▸ **STATED EXERCISE**
Locate the line that contains "Convert this screenshot" in the data that follows. Copy it and every subsequent line to the end, exactly, excluding pictures.

— Start SUPPLIED MATERIAL —

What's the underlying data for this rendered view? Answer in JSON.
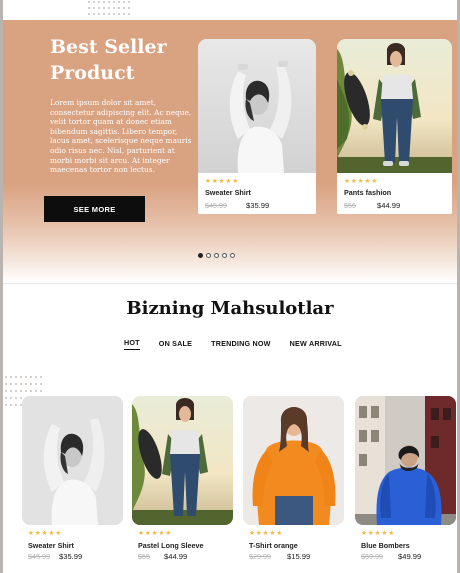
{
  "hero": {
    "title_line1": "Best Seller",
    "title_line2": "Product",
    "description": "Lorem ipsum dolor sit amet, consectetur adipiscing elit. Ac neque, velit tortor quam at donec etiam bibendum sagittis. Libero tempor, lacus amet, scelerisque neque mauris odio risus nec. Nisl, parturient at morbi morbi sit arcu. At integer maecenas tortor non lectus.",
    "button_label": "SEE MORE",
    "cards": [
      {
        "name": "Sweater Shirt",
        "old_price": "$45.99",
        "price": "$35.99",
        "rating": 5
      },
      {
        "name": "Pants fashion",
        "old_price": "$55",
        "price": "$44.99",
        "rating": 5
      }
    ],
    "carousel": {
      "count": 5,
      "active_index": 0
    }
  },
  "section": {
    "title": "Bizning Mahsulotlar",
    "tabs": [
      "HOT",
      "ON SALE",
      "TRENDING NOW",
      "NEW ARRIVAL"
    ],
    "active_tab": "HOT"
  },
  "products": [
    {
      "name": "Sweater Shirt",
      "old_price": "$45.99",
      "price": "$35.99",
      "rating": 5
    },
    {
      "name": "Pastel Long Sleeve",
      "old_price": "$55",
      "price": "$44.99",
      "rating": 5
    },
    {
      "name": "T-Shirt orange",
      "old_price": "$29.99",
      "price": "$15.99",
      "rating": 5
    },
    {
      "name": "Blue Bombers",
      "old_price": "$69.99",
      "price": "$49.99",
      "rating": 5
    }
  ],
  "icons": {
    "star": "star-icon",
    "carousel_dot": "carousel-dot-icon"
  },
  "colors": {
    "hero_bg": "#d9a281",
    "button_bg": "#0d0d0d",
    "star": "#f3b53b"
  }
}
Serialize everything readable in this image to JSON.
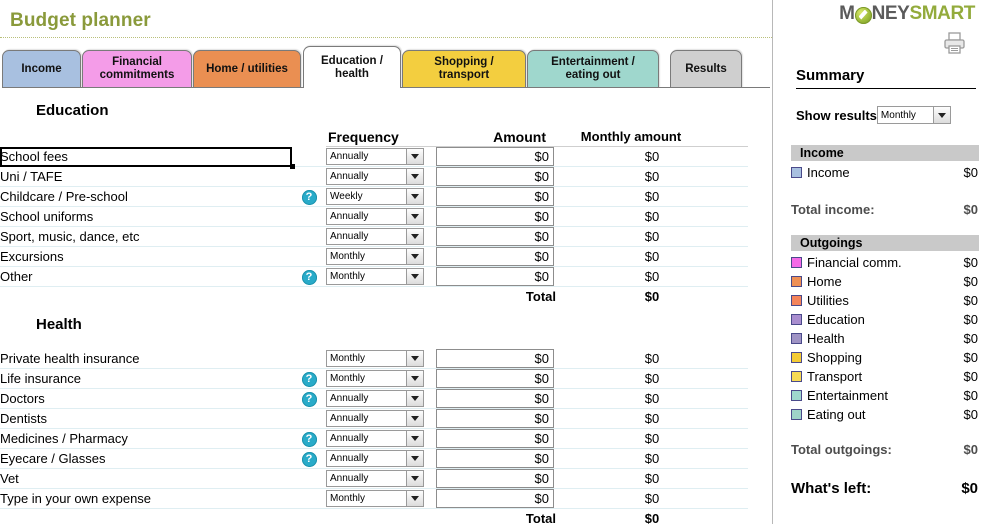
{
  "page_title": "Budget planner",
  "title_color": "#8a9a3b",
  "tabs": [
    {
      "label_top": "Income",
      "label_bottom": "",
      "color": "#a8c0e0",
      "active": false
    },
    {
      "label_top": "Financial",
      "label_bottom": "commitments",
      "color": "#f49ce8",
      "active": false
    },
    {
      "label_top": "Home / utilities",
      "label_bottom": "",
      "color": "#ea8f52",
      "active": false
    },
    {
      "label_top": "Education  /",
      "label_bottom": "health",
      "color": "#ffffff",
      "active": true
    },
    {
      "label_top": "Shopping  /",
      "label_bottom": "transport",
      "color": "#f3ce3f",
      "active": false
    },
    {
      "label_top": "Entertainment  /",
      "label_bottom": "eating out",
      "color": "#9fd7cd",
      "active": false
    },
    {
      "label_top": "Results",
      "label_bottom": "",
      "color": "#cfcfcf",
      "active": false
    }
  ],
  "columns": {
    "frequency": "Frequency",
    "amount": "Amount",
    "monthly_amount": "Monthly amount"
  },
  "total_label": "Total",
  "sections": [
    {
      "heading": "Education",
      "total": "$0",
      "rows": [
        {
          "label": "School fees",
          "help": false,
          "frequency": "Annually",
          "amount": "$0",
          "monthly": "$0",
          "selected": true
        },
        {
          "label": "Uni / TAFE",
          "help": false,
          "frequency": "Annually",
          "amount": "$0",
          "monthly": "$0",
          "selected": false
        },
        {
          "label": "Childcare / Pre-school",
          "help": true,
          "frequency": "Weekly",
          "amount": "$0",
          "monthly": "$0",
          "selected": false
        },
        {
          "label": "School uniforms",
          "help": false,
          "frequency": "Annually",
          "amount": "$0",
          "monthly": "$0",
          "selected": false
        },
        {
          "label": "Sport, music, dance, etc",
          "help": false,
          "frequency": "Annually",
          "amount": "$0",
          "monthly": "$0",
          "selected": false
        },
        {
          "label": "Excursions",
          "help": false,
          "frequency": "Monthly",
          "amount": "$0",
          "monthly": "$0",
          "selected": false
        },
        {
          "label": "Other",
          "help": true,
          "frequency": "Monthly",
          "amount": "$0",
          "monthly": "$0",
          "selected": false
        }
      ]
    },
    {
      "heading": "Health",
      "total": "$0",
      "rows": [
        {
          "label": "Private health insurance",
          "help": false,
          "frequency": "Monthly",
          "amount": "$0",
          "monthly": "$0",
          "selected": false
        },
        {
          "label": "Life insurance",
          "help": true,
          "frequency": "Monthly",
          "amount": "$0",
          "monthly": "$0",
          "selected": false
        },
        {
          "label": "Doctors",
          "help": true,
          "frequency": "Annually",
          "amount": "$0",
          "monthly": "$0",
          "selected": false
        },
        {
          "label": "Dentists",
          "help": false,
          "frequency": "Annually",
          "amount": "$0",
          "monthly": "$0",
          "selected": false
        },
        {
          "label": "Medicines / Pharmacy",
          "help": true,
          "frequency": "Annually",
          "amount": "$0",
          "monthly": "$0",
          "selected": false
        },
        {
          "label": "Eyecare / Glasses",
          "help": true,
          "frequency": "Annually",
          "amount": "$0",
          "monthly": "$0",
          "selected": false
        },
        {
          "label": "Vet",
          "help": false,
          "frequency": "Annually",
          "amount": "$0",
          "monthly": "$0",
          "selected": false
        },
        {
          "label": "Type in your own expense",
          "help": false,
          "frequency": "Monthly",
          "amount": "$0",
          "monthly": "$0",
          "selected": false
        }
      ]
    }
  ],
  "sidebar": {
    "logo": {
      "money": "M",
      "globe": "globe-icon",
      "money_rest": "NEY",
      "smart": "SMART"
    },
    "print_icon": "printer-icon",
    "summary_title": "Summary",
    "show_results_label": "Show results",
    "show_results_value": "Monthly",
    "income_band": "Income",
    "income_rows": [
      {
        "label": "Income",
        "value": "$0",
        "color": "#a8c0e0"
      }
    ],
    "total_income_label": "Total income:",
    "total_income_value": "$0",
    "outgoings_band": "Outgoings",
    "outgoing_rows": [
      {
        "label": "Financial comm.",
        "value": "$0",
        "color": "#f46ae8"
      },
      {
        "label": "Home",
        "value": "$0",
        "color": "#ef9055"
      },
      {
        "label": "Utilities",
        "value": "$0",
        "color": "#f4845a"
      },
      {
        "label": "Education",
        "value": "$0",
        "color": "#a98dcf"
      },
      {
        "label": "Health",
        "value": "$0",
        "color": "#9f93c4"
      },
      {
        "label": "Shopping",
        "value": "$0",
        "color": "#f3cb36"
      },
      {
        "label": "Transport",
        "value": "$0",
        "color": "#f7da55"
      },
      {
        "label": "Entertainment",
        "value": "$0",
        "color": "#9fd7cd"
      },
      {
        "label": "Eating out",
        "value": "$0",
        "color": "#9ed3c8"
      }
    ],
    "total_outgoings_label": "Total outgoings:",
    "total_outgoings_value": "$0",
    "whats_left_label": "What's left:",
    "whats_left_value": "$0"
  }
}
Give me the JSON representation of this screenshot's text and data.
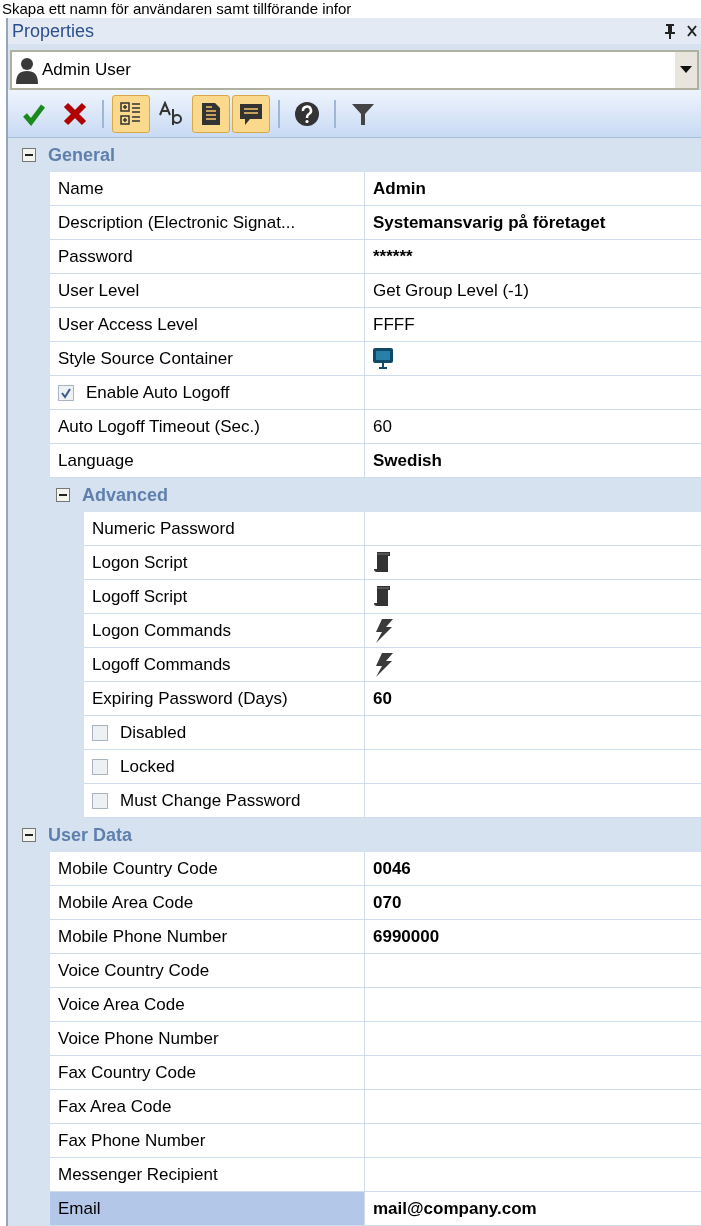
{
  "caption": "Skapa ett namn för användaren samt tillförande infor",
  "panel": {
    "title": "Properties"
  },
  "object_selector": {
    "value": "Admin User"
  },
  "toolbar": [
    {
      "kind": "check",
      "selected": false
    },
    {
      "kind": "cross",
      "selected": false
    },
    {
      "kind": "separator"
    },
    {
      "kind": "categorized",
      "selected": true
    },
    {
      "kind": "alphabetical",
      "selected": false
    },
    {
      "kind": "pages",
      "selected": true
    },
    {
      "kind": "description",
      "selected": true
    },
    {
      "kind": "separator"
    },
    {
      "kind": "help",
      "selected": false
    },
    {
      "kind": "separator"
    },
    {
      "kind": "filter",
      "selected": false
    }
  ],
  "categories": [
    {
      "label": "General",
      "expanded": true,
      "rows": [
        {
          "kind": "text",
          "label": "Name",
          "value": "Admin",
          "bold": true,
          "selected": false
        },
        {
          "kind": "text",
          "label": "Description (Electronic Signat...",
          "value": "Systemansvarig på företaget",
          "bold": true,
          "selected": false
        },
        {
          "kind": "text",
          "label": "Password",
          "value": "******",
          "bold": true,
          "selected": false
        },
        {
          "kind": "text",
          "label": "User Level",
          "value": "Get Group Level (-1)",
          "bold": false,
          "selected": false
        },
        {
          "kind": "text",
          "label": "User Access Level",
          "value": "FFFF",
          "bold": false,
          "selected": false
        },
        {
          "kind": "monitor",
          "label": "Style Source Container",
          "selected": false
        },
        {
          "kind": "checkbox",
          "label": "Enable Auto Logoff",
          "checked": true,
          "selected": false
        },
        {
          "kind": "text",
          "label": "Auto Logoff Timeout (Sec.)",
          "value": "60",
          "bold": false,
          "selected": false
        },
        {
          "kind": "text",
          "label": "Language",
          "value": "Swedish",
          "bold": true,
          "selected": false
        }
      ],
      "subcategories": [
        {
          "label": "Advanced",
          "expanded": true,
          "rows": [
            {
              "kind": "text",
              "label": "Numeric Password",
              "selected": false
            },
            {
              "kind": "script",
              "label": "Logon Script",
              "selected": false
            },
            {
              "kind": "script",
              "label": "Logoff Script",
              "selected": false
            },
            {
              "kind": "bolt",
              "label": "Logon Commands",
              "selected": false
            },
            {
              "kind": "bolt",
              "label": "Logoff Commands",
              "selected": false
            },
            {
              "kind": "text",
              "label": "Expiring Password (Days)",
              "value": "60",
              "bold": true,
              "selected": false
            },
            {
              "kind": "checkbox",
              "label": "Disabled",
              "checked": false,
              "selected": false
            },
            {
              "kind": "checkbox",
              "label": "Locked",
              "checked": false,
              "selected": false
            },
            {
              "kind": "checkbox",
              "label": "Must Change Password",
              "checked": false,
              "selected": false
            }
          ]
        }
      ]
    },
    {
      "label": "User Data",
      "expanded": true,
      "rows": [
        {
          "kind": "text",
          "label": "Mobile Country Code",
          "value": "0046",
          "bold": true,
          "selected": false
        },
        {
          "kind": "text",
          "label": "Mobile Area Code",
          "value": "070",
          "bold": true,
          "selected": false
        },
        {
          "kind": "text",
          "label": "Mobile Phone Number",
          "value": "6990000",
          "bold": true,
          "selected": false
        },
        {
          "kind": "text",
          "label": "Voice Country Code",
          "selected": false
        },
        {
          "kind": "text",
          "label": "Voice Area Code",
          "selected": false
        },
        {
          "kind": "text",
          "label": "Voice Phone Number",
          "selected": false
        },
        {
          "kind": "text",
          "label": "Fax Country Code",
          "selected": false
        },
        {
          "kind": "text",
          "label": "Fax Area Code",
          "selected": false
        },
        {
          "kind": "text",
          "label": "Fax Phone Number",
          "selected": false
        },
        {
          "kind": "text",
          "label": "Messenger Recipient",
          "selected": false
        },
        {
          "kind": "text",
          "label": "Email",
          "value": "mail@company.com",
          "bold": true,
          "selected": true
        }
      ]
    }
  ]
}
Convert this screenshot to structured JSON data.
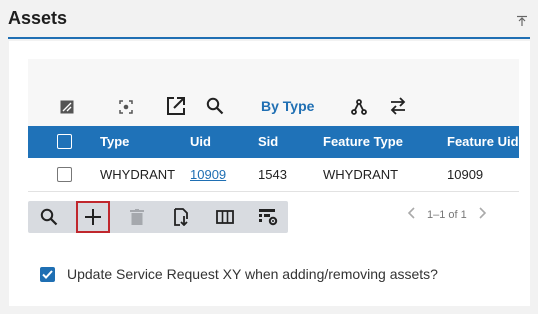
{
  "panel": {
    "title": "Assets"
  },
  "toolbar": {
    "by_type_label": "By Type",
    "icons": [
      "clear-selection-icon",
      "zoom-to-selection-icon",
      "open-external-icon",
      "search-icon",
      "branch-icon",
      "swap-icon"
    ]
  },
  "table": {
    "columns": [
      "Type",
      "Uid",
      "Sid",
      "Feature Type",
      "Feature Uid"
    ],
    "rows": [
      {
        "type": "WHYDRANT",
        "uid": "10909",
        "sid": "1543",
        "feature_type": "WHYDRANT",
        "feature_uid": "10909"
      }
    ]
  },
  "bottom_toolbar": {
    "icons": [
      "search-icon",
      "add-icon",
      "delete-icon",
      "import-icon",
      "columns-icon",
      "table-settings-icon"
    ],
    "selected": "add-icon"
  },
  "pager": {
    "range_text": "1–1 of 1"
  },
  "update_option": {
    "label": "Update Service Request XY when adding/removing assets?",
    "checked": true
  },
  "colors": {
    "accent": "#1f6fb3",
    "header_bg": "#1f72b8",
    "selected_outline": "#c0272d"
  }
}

— End SUPPLIED MATERIAL —

▸ **RESPONSE BELOW**
Convert this screenshot to structured JSON data.
{
  "panel": {
    "title": "Assets"
  },
  "toolbar": {
    "by_type_label": "By Type",
    "icons": [
      "clear-selection-icon",
      "zoom-to-selection-icon",
      "open-external-icon",
      "search-icon",
      "branch-icon",
      "swap-icon"
    ]
  },
  "table": {
    "columns": [
      "Type",
      "Uid",
      "Sid",
      "Feature Type",
      "Feature Uid"
    ],
    "rows": [
      {
        "type": "WHYDRANT",
        "uid": "10909",
        "sid": "1543",
        "feature_type": "WHYDRANT",
        "feature_uid": "10909"
      }
    ]
  },
  "bottom_toolbar": {
    "icons": [
      "search-icon",
      "add-icon",
      "delete-icon",
      "import-icon",
      "columns-icon",
      "table-settings-icon"
    ],
    "selected": "add-icon"
  },
  "pager": {
    "range_text": "1–1 of 1"
  },
  "update_option": {
    "label": "Update Service Request XY when adding/removing assets?",
    "checked": true
  },
  "colors": {
    "accent": "#1f6fb3",
    "header_bg": "#1f72b8",
    "selected_outline": "#c0272d"
  }
}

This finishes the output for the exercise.